• **Problem details**:
Please copy out every line in the records below that includes the word "name".

[[ Supplied material, beginning ]]

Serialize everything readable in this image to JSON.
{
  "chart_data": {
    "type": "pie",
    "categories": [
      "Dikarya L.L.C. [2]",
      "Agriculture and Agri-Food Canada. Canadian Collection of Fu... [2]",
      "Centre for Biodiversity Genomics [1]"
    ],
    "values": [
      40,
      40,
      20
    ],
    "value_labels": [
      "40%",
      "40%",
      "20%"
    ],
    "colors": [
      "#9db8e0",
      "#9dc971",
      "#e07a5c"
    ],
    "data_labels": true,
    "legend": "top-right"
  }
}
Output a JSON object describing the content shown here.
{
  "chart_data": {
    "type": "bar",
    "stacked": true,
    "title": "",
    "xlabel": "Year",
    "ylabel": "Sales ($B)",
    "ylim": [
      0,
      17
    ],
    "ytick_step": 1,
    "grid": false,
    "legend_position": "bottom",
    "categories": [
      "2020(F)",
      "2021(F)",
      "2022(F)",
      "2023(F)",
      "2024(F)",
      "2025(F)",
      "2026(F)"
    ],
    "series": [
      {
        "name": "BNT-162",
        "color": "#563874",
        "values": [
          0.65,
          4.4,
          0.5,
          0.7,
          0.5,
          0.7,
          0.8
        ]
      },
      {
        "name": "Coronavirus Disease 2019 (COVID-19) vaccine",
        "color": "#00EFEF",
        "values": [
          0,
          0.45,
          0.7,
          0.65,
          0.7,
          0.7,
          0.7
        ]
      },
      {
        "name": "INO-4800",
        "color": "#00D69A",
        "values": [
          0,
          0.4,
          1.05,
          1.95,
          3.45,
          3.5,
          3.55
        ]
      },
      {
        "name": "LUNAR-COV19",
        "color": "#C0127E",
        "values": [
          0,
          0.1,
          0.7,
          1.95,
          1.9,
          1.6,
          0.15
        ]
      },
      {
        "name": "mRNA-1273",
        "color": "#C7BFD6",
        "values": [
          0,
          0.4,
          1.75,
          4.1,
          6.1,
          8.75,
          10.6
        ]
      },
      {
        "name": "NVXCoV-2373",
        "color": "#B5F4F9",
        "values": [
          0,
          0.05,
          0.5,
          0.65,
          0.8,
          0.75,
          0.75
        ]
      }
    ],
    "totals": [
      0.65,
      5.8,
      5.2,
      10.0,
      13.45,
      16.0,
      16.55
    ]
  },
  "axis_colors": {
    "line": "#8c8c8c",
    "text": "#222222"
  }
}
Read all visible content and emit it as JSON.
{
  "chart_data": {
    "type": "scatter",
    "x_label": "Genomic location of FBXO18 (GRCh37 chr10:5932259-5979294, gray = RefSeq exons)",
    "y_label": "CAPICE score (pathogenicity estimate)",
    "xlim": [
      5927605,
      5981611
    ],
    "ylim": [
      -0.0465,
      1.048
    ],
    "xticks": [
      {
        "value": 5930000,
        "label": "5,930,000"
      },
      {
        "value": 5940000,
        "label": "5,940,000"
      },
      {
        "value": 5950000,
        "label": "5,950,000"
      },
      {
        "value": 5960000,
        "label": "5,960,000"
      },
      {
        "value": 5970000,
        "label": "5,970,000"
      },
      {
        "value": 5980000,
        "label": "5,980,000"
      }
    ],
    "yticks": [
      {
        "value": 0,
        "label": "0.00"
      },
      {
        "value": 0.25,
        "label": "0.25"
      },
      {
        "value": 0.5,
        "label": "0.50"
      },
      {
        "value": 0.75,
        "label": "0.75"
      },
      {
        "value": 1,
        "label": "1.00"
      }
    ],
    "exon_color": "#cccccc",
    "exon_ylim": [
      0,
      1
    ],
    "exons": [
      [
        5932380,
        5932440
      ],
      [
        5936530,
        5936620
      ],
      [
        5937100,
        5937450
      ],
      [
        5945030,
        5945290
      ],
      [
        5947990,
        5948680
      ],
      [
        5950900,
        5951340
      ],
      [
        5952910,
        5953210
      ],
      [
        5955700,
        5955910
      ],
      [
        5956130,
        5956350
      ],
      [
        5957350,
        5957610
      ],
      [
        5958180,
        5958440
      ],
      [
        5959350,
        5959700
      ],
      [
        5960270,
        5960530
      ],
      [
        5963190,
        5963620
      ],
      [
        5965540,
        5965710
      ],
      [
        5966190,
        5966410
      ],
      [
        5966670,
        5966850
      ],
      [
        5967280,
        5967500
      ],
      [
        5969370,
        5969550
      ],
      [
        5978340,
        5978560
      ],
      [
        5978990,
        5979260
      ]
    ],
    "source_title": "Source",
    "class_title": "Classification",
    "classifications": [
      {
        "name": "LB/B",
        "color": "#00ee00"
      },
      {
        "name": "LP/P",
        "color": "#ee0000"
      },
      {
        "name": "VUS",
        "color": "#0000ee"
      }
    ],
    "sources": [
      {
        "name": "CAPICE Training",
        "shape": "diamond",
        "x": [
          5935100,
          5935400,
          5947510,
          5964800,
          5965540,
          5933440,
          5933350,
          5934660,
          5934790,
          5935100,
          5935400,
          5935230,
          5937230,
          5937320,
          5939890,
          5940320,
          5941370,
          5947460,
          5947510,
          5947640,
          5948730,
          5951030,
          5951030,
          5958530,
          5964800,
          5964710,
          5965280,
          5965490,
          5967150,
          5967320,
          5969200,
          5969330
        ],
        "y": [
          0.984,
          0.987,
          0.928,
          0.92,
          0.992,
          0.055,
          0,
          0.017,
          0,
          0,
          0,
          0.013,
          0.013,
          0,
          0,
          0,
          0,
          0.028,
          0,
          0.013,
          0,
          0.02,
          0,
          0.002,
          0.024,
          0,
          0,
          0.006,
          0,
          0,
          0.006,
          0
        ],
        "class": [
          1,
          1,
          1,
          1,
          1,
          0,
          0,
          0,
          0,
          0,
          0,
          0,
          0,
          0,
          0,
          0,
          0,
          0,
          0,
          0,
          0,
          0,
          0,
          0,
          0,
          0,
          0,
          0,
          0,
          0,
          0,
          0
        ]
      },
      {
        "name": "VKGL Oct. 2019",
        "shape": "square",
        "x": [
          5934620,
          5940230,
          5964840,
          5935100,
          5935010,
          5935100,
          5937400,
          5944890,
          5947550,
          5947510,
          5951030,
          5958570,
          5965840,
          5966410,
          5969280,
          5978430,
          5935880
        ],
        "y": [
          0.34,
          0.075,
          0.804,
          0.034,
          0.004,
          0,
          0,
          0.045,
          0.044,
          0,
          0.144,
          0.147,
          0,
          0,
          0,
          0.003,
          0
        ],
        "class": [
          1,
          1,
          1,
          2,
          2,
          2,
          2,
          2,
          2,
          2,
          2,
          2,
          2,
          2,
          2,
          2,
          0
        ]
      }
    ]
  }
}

[[ Supplied material, end ]]

• **Task response**:
        "name": "BNT-162",
        "name": "Coronavirus Disease 2019 (COVID-19) vaccine",
        "name": "INO-4800",
        "name": "LUNAR-COV19",
        "name": "mRNA-1273",
        "name": "NVXCoV-2373",
        "name": "LB/B",
        "name": "LP/P",
        "name": "VUS",
        "name": "CAPICE Training",
        "name": "VKGL Oct. 2019",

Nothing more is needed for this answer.